(Entries taken from a collection)
<<<<

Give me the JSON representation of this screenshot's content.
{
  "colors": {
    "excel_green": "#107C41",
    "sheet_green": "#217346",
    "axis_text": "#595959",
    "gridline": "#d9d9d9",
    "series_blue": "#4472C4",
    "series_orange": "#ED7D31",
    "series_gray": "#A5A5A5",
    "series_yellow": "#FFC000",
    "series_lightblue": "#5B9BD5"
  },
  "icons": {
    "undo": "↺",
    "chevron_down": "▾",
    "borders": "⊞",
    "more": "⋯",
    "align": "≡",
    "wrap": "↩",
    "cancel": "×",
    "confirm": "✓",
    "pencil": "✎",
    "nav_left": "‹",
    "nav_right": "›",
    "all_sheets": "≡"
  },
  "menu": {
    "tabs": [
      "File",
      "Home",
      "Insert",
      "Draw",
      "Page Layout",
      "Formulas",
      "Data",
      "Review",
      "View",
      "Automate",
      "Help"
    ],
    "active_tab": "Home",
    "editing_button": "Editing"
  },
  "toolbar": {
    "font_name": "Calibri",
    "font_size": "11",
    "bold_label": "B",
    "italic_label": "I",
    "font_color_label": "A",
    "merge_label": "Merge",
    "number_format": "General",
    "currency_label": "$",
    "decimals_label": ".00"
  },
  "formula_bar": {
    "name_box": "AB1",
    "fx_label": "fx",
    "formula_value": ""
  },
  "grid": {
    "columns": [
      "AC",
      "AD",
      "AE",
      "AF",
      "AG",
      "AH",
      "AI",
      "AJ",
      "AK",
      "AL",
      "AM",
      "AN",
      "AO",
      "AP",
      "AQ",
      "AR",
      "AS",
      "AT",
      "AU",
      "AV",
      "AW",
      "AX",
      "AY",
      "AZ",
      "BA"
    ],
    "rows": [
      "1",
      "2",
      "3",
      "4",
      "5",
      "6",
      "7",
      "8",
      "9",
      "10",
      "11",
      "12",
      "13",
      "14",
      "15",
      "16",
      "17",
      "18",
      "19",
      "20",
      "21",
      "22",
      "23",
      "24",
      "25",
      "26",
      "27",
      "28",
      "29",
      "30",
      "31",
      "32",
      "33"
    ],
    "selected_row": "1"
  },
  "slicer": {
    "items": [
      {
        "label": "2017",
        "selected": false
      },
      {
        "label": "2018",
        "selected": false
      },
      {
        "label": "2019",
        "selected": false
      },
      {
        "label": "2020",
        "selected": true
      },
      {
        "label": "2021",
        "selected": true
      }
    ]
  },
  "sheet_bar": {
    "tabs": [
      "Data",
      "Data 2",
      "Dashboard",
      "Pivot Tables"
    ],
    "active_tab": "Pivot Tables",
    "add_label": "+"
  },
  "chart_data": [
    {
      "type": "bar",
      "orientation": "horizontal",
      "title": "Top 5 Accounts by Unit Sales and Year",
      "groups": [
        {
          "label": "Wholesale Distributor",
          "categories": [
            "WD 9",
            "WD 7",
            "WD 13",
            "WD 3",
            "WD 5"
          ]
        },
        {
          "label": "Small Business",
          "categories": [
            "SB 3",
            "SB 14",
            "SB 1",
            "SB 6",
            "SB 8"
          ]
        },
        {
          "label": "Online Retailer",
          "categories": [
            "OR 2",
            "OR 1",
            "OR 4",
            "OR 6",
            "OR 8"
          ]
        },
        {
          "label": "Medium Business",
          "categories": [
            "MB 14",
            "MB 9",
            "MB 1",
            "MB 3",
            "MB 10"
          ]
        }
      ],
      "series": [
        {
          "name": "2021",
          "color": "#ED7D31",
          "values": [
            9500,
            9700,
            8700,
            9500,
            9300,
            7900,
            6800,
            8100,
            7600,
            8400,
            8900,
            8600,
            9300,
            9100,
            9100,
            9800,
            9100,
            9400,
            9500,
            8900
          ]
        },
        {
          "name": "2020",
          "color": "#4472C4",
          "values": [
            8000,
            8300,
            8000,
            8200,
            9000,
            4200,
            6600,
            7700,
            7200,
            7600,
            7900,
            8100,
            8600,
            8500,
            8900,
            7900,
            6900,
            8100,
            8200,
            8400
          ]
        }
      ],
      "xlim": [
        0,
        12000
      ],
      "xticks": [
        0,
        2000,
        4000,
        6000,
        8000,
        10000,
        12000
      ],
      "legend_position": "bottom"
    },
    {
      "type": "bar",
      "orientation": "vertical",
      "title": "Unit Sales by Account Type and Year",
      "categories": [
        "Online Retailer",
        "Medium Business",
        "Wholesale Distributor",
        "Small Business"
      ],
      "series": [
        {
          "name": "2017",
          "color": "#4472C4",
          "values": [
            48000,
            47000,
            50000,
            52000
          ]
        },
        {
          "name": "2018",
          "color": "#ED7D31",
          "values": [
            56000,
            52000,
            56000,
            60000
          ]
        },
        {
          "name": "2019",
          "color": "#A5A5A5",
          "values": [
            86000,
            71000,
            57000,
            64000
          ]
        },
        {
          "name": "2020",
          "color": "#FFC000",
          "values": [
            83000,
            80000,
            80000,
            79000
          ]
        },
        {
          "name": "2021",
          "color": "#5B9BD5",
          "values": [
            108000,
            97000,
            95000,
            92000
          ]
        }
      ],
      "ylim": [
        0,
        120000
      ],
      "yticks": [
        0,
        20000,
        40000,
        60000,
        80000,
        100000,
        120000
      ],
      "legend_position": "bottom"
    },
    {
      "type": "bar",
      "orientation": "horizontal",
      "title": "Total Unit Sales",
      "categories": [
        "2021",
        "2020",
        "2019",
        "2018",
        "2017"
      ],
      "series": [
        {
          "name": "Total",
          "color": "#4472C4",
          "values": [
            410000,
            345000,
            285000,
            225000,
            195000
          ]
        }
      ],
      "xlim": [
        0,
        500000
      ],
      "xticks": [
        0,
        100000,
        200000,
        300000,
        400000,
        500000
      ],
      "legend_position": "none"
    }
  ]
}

>>>>

→ WRITTEN INSTRUCTION
Restate the whole listing exactly, leaving out nothing.

→ THE ANSWER
Give me the JSON representation of this screenshot's content.
{
  "colors": {
    "excel_green": "#107C41",
    "sheet_green": "#217346",
    "axis_text": "#595959",
    "gridline": "#d9d9d9",
    "series_blue": "#4472C4",
    "series_orange": "#ED7D31",
    "series_gray": "#A5A5A5",
    "series_yellow": "#FFC000",
    "series_lightblue": "#5B9BD5"
  },
  "icons": {
    "undo": "↺",
    "chevron_down": "▾",
    "borders": "⊞",
    "more": "⋯",
    "align": "≡",
    "wrap": "↩",
    "cancel": "×",
    "confirm": "✓",
    "pencil": "✎",
    "nav_left": "‹",
    "nav_right": "›",
    "all_sheets": "≡"
  },
  "menu": {
    "tabs": [
      "File",
      "Home",
      "Insert",
      "Draw",
      "Page Layout",
      "Formulas",
      "Data",
      "Review",
      "View",
      "Automate",
      "Help"
    ],
    "active_tab": "Home",
    "editing_button": "Editing"
  },
  "toolbar": {
    "font_name": "Calibri",
    "font_size": "11",
    "bold_label": "B",
    "italic_label": "I",
    "font_color_label": "A",
    "merge_label": "Merge",
    "number_format": "General",
    "currency_label": "$",
    "decimals_label": ".00"
  },
  "formula_bar": {
    "name_box": "AB1",
    "fx_label": "fx",
    "formula_value": ""
  },
  "grid": {
    "columns": [
      "AC",
      "AD",
      "AE",
      "AF",
      "AG",
      "AH",
      "AI",
      "AJ",
      "AK",
      "AL",
      "AM",
      "AN",
      "AO",
      "AP",
      "AQ",
      "AR",
      "AS",
      "AT",
      "AU",
      "AV",
      "AW",
      "AX",
      "AY",
      "AZ",
      "BA"
    ],
    "rows": [
      "1",
      "2",
      "3",
      "4",
      "5",
      "6",
      "7",
      "8",
      "9",
      "10",
      "11",
      "12",
      "13",
      "14",
      "15",
      "16",
      "17",
      "18",
      "19",
      "20",
      "21",
      "22",
      "23",
      "24",
      "25",
      "26",
      "27",
      "28",
      "29",
      "30",
      "31",
      "32",
      "33"
    ],
    "selected_row": "1"
  },
  "slicer": {
    "items": [
      {
        "label": "2017",
        "selected": false
      },
      {
        "label": "2018",
        "selected": false
      },
      {
        "label": "2019",
        "selected": false
      },
      {
        "label": "2020",
        "selected": true
      },
      {
        "label": "2021",
        "selected": true
      }
    ]
  },
  "sheet_bar": {
    "tabs": [
      "Data",
      "Data 2",
      "Dashboard",
      "Pivot Tables"
    ],
    "active_tab": "Pivot Tables",
    "add_label": "+"
  },
  "chart_data": [
    {
      "type": "bar",
      "orientation": "horizontal",
      "title": "Top 5 Accounts by Unit Sales and Year",
      "groups": [
        {
          "label": "Wholesale Distributor",
          "categories": [
            "WD 9",
            "WD 7",
            "WD 13",
            "WD 3",
            "WD 5"
          ]
        },
        {
          "label": "Small Business",
          "categories": [
            "SB 3",
            "SB 14",
            "SB 1",
            "SB 6",
            "SB 8"
          ]
        },
        {
          "label": "Online Retailer",
          "categories": [
            "OR 2",
            "OR 1",
            "OR 4",
            "OR 6",
            "OR 8"
          ]
        },
        {
          "label": "Medium Business",
          "categories": [
            "MB 14",
            "MB 9",
            "MB 1",
            "MB 3",
            "MB 10"
          ]
        }
      ],
      "series": [
        {
          "name": "2021",
          "color": "#ED7D31",
          "values": [
            9500,
            9700,
            8700,
            9500,
            9300,
            7900,
            6800,
            8100,
            7600,
            8400,
            8900,
            8600,
            9300,
            9100,
            9100,
            9800,
            9100,
            9400,
            9500,
            8900
          ]
        },
        {
          "name": "2020",
          "color": "#4472C4",
          "values": [
            8000,
            8300,
            8000,
            8200,
            9000,
            4200,
            6600,
            7700,
            7200,
            7600,
            7900,
            8100,
            8600,
            8500,
            8900,
            7900,
            6900,
            8100,
            8200,
            8400
          ]
        }
      ],
      "xlim": [
        0,
        12000
      ],
      "xticks": [
        0,
        2000,
        4000,
        6000,
        8000,
        10000,
        12000
      ],
      "legend_position": "bottom"
    },
    {
      "type": "bar",
      "orientation": "vertical",
      "title": "Unit Sales by Account Type and Year",
      "categories": [
        "Online Retailer",
        "Medium Business",
        "Wholesale Distributor",
        "Small Business"
      ],
      "series": [
        {
          "name": "2017",
          "color": "#4472C4",
          "values": [
            48000,
            47000,
            50000,
            52000
          ]
        },
        {
          "name": "2018",
          "color": "#ED7D31",
          "values": [
            56000,
            52000,
            56000,
            60000
          ]
        },
        {
          "name": "2019",
          "color": "#A5A5A5",
          "values": [
            86000,
            71000,
            57000,
            64000
          ]
        },
        {
          "name": "2020",
          "color": "#FFC000",
          "values": [
            83000,
            80000,
            80000,
            79000
          ]
        },
        {
          "name": "2021",
          "color": "#5B9BD5",
          "values": [
            108000,
            97000,
            95000,
            92000
          ]
        }
      ],
      "ylim": [
        0,
        120000
      ],
      "yticks": [
        0,
        20000,
        40000,
        60000,
        80000,
        100000,
        120000
      ],
      "legend_position": "bottom"
    },
    {
      "type": "bar",
      "orientation": "horizontal",
      "title": "Total Unit Sales",
      "categories": [
        "2021",
        "2020",
        "2019",
        "2018",
        "2017"
      ],
      "series": [
        {
          "name": "Total",
          "color": "#4472C4",
          "values": [
            410000,
            345000,
            285000,
            225000,
            195000
          ]
        }
      ],
      "xlim": [
        0,
        500000
      ],
      "xticks": [
        0,
        100000,
        200000,
        300000,
        400000,
        500000
      ],
      "legend_position": "none"
    }
  ]
}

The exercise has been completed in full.